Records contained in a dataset
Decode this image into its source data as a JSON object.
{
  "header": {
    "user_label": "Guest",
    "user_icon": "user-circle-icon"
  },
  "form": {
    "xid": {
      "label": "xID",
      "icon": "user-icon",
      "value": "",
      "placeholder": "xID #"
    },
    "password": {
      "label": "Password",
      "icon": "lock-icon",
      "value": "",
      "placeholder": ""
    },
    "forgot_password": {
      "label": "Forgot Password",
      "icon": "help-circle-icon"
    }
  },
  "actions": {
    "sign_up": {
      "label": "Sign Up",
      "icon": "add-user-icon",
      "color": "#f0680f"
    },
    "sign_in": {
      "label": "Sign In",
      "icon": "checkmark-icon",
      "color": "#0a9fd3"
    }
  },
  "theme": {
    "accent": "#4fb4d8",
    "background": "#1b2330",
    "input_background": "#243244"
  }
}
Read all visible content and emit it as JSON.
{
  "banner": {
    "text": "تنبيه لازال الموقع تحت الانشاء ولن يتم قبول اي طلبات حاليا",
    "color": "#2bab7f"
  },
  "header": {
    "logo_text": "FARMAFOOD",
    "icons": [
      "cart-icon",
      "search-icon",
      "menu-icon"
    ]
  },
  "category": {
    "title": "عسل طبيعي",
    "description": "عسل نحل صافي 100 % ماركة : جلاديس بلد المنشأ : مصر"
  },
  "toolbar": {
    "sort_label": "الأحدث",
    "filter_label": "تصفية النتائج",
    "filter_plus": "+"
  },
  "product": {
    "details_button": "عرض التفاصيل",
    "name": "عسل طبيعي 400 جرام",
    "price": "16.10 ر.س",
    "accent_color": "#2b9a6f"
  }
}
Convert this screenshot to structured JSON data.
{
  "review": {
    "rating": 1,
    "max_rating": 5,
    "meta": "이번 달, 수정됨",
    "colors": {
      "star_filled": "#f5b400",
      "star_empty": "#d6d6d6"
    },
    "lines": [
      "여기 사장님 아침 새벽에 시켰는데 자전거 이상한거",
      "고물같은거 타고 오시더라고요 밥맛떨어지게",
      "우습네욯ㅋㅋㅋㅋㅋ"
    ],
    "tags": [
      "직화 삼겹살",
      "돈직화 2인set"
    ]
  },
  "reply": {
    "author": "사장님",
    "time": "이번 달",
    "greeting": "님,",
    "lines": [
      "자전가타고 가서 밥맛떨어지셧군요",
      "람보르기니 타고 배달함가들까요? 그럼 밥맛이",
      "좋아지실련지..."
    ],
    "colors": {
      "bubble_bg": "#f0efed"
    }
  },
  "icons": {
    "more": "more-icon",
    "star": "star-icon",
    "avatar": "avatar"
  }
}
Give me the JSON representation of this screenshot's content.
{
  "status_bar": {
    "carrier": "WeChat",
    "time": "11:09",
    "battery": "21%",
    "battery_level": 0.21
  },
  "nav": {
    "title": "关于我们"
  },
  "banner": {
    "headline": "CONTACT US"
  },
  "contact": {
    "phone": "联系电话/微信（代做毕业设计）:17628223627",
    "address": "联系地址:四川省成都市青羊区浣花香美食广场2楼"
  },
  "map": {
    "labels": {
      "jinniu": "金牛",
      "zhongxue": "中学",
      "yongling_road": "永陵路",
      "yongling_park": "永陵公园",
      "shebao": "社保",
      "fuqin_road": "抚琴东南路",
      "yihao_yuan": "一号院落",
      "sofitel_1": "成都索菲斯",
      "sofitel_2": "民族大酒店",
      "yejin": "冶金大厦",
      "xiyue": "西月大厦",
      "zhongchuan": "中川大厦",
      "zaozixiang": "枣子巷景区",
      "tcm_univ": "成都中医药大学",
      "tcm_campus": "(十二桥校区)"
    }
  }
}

**WHAT YOU HAVE TO DO**
Pick out each line containing the string "this" and copy it.

**EXERCISE SOLUTION**
Decode this image into its source data as a JSON object.
Convert this screenshot to structured JSON data.
Give me the JSON representation of this screenshot's content.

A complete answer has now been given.